• [SET PROBLEM] Pull every line holding the string "Last" from the records below.

--- DATA TO USE ---

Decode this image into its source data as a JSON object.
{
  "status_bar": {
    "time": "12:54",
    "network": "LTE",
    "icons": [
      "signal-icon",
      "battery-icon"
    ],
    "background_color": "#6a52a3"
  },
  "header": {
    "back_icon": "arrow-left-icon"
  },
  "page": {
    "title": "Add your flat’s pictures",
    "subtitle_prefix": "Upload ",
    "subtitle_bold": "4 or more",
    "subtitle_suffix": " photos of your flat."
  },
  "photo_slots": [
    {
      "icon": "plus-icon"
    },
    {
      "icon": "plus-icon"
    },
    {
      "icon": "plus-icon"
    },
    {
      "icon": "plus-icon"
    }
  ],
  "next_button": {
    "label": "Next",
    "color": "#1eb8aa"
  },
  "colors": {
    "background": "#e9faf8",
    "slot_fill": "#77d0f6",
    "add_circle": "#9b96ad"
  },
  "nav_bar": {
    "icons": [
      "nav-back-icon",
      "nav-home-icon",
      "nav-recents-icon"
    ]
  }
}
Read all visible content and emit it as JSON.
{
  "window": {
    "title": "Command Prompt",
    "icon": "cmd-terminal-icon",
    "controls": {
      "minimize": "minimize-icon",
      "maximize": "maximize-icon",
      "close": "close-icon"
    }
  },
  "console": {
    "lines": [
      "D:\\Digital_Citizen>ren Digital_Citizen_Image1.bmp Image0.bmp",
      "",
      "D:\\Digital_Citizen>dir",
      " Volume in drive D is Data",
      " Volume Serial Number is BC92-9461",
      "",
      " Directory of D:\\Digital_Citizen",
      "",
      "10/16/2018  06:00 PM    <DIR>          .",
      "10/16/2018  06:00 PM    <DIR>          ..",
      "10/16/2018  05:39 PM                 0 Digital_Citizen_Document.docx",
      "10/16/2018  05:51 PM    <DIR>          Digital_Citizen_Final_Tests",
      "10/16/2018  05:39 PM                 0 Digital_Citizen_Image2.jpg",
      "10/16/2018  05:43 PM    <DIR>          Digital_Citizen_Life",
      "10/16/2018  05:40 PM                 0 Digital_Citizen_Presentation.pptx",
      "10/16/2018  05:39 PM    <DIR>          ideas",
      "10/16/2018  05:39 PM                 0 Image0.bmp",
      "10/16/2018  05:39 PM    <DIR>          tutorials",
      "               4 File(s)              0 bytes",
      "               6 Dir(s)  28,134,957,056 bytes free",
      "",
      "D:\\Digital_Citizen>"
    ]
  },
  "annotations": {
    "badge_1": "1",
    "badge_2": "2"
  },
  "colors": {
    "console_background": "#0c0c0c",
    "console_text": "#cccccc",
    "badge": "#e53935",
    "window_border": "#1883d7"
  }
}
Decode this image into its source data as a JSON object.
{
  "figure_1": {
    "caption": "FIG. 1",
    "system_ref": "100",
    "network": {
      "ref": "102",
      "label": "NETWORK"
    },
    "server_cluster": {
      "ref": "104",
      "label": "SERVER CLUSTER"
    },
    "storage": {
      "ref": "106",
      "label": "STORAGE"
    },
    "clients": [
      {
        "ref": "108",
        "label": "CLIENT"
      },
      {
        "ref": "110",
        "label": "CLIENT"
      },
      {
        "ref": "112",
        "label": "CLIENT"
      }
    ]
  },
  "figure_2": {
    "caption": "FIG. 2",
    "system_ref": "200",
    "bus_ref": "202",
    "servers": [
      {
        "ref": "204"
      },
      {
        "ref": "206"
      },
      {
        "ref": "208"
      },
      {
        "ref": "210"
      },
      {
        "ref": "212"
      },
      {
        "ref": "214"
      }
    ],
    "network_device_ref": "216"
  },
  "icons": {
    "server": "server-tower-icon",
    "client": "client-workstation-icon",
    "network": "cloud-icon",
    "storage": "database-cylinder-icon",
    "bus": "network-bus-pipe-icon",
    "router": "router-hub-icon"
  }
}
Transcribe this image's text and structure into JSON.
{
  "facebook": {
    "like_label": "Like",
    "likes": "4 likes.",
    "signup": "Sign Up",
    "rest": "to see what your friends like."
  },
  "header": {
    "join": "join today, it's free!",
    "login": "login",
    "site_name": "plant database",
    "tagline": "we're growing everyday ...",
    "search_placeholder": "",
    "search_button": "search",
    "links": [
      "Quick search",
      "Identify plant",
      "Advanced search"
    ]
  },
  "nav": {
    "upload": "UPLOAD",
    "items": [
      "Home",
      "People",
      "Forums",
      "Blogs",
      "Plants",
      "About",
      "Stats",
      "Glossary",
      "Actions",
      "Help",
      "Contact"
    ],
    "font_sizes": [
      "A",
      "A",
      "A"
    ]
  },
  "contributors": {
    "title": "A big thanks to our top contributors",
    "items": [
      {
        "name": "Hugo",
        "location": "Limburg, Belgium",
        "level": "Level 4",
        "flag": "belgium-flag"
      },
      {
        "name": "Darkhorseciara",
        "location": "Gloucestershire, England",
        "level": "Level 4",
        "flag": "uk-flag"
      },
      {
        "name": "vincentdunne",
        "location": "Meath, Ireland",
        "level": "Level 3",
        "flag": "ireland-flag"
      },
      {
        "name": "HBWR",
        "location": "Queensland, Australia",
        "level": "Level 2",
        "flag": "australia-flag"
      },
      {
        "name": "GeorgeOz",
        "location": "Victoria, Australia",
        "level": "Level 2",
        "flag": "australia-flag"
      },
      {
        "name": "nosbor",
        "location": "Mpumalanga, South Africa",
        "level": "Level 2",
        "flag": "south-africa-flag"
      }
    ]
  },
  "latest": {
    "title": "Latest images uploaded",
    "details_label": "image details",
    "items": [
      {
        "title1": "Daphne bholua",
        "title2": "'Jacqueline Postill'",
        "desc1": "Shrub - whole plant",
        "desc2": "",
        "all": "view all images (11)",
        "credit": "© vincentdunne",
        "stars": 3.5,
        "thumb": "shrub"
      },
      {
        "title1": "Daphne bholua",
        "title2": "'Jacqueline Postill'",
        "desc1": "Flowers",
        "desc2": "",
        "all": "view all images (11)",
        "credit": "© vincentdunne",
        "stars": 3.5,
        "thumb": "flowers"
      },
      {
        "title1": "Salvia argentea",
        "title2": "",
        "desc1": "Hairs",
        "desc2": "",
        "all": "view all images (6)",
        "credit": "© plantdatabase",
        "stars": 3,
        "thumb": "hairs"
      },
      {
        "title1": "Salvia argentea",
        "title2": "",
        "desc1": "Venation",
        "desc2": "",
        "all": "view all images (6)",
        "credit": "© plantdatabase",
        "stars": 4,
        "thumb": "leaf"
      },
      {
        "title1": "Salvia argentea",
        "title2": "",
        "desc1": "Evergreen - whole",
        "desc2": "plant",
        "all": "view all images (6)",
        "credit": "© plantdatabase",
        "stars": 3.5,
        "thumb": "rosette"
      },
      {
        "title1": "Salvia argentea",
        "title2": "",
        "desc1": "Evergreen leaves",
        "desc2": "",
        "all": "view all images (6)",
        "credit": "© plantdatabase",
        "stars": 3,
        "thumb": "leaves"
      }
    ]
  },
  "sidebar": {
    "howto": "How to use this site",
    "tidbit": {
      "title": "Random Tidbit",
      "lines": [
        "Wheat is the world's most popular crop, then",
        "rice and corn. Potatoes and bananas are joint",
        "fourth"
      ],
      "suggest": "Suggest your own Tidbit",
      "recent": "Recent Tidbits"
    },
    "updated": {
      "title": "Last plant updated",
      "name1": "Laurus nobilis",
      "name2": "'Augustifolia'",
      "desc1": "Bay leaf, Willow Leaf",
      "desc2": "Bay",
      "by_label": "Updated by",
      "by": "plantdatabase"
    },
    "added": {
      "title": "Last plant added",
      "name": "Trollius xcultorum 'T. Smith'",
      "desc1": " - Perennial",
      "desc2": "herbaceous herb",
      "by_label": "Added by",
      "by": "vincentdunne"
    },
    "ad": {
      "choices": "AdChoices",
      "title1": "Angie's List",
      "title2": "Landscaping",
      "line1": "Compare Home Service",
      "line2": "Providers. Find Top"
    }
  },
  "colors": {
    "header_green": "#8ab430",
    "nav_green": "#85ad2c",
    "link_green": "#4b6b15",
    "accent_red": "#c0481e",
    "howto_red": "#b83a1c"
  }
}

---

• [EXERCISE RESPONSE]
      "title": "Last plant updated",
      "title": "Last plant added",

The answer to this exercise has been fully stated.